** start Given records **

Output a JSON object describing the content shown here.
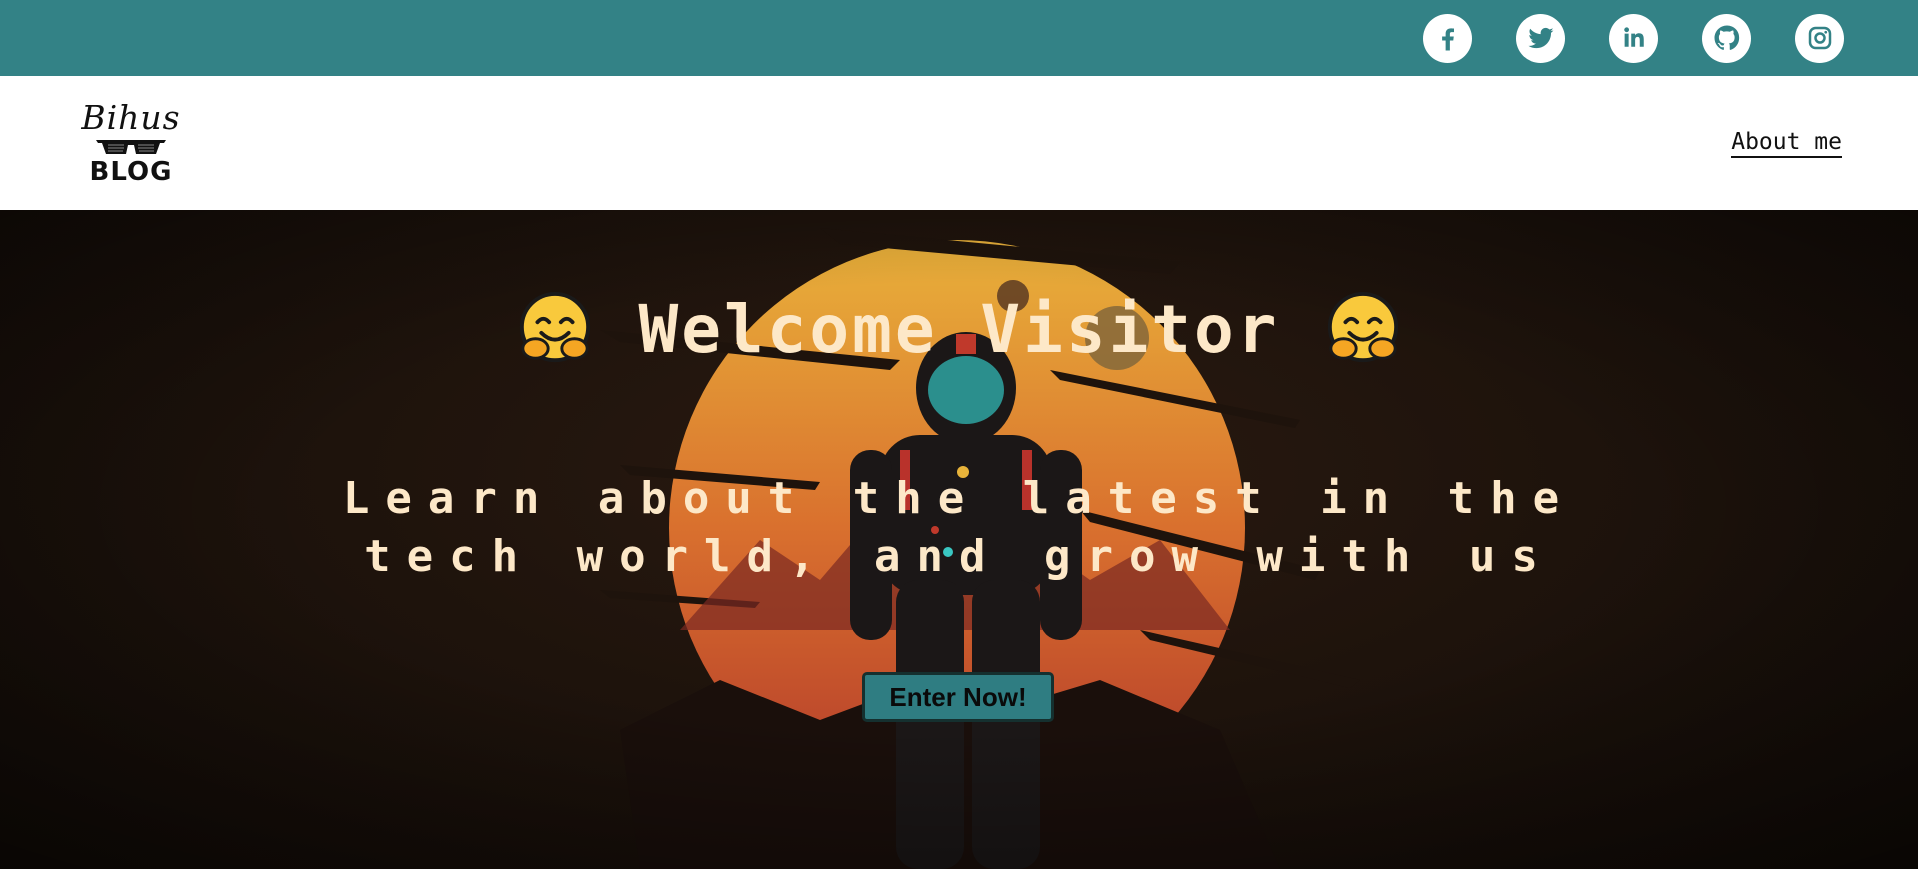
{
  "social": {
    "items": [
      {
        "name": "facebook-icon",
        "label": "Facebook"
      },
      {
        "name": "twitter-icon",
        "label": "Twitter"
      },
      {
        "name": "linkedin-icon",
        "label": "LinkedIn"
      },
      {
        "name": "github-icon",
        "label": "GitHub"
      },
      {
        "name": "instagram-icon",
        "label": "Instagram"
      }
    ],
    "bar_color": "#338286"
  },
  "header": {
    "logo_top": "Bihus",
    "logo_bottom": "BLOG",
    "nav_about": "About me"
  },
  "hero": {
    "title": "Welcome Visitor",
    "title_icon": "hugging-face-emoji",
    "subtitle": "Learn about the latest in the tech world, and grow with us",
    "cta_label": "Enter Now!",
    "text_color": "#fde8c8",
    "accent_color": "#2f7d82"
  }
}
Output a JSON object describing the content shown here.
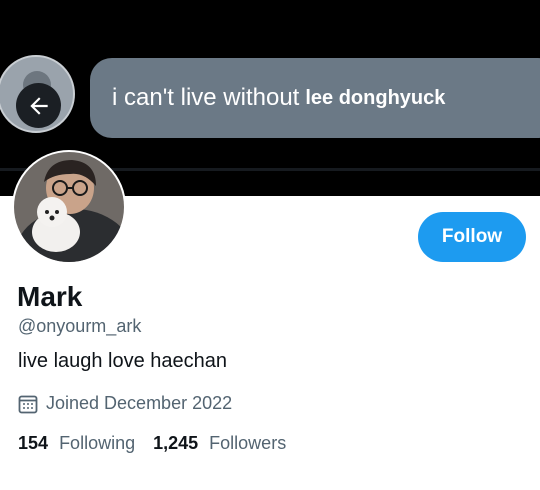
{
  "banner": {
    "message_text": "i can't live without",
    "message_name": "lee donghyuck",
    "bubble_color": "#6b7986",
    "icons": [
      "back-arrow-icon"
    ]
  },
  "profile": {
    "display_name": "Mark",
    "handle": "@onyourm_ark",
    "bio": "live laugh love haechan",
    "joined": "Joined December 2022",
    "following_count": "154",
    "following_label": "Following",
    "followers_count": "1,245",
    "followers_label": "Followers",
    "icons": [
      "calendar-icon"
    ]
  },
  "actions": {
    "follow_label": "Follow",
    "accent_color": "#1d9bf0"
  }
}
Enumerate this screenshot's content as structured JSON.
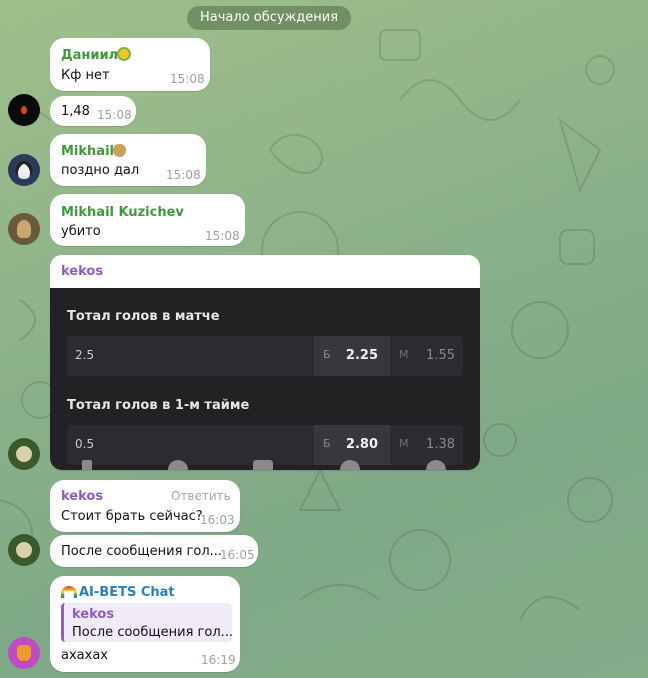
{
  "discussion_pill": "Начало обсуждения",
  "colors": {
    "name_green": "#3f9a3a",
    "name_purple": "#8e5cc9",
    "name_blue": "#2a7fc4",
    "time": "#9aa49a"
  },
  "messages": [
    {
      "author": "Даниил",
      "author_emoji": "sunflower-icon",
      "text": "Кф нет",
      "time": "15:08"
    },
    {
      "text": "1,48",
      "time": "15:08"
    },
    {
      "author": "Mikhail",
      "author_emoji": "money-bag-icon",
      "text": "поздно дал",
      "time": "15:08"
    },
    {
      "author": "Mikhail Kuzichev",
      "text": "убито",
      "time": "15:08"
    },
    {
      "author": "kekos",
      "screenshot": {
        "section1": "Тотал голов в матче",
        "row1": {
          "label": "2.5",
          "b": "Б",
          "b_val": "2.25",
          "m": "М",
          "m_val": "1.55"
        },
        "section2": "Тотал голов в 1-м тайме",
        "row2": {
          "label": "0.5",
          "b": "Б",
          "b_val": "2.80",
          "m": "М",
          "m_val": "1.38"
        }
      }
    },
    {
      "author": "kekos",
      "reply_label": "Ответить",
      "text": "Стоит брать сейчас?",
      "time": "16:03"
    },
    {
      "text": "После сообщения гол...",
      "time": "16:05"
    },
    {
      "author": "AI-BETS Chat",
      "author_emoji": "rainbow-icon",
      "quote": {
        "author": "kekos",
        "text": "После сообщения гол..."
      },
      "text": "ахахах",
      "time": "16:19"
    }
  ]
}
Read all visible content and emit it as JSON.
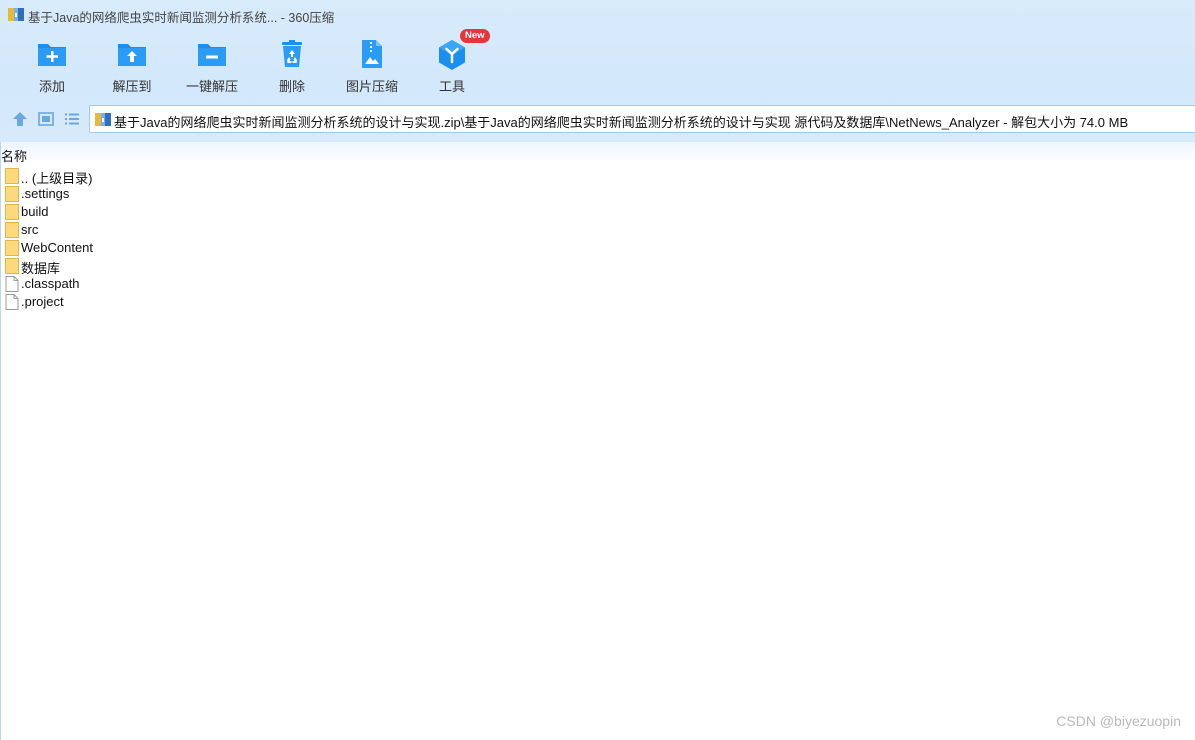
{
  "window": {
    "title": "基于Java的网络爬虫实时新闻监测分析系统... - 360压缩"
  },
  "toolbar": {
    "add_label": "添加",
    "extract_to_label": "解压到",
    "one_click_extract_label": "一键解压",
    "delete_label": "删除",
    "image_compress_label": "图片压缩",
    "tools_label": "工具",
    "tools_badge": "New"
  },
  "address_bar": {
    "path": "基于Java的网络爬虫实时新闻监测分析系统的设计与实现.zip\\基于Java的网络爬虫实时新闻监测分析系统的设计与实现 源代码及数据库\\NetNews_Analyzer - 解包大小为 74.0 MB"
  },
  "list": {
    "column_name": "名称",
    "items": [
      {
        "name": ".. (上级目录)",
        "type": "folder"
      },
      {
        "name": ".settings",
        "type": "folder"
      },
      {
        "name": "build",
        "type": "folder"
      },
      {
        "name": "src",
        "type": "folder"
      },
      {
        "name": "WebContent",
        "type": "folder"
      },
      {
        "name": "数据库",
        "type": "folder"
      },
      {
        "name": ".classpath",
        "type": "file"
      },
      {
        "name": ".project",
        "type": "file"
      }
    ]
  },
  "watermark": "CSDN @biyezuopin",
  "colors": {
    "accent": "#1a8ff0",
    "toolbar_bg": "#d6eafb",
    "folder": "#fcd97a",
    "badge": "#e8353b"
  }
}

** end Given records **

* Goal:
Write the full listing out again with every line unchanged, but include no pictures.

* Reply:
Output a JSON object describing the content shown here.
{
  "social": {
    "items": [
      {
        "name": "facebook-icon",
        "label": "Facebook"
      },
      {
        "name": "twitter-icon",
        "label": "Twitter"
      },
      {
        "name": "linkedin-icon",
        "label": "LinkedIn"
      },
      {
        "name": "github-icon",
        "label": "GitHub"
      },
      {
        "name": "instagram-icon",
        "label": "Instagram"
      }
    ],
    "bar_color": "#338286"
  },
  "header": {
    "logo_top": "Bihus",
    "logo_bottom": "BLOG",
    "nav_about": "About me"
  },
  "hero": {
    "title": "Welcome Visitor",
    "title_icon": "hugging-face-emoji",
    "subtitle": "Learn about the latest in the tech world, and grow with us",
    "cta_label": "Enter Now!",
    "text_color": "#fde8c8",
    "accent_color": "#2f7d82"
  }
}
Output a JSON object describing the content shown here.
{
  "banner": {
    "message_text": "i can't live without",
    "message_name": "lee donghyuck",
    "bubble_color": "#6b7986",
    "icons": [
      "back-arrow-icon"
    ]
  },
  "profile": {
    "display_name": "Mark",
    "handle": "@onyourm_ark",
    "bio": "live laugh love haechan",
    "joined": "Joined December 2022",
    "following_count": "154",
    "following_label": "Following",
    "followers_count": "1,245",
    "followers_label": "Followers",
    "icons": [
      "calendar-icon"
    ]
  },
  "actions": {
    "follow_label": "Follow",
    "accent_color": "#1d9bf0"
  }
}
Enumerate this screenshot's content as structured JSON.
{
  "discussion_pill": "Начало обсуждения",
  "colors": {
    "name_green": "#3f9a3a",
    "name_purple": "#8e5cc9",
    "name_blue": "#2a7fc4",
    "time": "#9aa49a"
  },
  "messages": [
    {
      "author": "Даниил",
      "author_emoji": "sunflower-icon",
      "text": "Кф нет",
      "time": "15:08"
    },
    {
      "text": "1,48",
      "time": "15:08"
    },
    {
      "author": "Mikhail",
      "author_emoji": "money-bag-icon",
      "text": "поздно дал",
      "time": "15:08"
    },
    {
      "author": "Mikhail Kuzichev",
      "text": "убито",
      "time": "15:08"
    },
    {
      "author": "kekos",
      "screenshot": {
        "section1": "Тотал голов в матче",
        "row1": {
          "label": "2.5",
          "b": "Б",
          "b_val": "2.25",
          "m": "М",
          "m_val": "1.55"
        },
        "section2": "Тотал голов в 1-м тайме",
        "row2": {
          "label": "0.5",
          "b": "Б",
          "b_val": "2.80",
          "m": "М",
          "m_val": "1.38"
        }
      }
    },
    {
      "author": "kekos",
      "reply_label": "Ответить",
      "text": "Стоит брать сейчас?",
      "time": "16:03"
    },
    {
      "text": "После сообщения гол...",
      "time": "16:05"
    },
    {
      "author": "AI-BETS Chat",
      "author_emoji": "rainbow-icon",
      "quote": {
        "author": "kekos",
        "text": "После сообщения гол..."
      },
      "text": "ахахах",
      "time": "16:19"
    }
  ]
}
Read all visible content and emit it as JSON.
{
  "window": {
    "title": "基于Java的网络爬虫实时新闻监测分析系统... - 360压缩"
  },
  "toolbar": {
    "add_label": "添加",
    "extract_to_label": "解压到",
    "one_click_extract_label": "一键解压",
    "delete_label": "删除",
    "image_compress_label": "图片压缩",
    "tools_label": "工具",
    "tools_badge": "New"
  },
  "address_bar": {
    "path": "基于Java的网络爬虫实时新闻监测分析系统的设计与实现.zip\\基于Java的网络爬虫实时新闻监测分析系统的设计与实现 源代码及数据库\\NetNews_Analyzer - 解包大小为 74.0 MB"
  },
  "list": {
    "column_name": "名称",
    "items": [
      {
        "name": ".. (上级目录)",
        "type": "folder"
      },
      {
        "name": ".settings",
        "type": "folder"
      },
      {
        "name": "build",
        "type": "folder"
      },
      {
        "name": "src",
        "type": "folder"
      },
      {
        "name": "WebContent",
        "type": "folder"
      },
      {
        "name": "数据库",
        "type": "folder"
      },
      {
        "name": ".classpath",
        "type": "file"
      },
      {
        "name": ".project",
        "type": "file"
      }
    ]
  },
  "watermark": "CSDN @biyezuopin",
  "colors": {
    "accent": "#1a8ff0",
    "toolbar_bg": "#d6eafb",
    "folder": "#fcd97a",
    "badge": "#e8353b"
  }
}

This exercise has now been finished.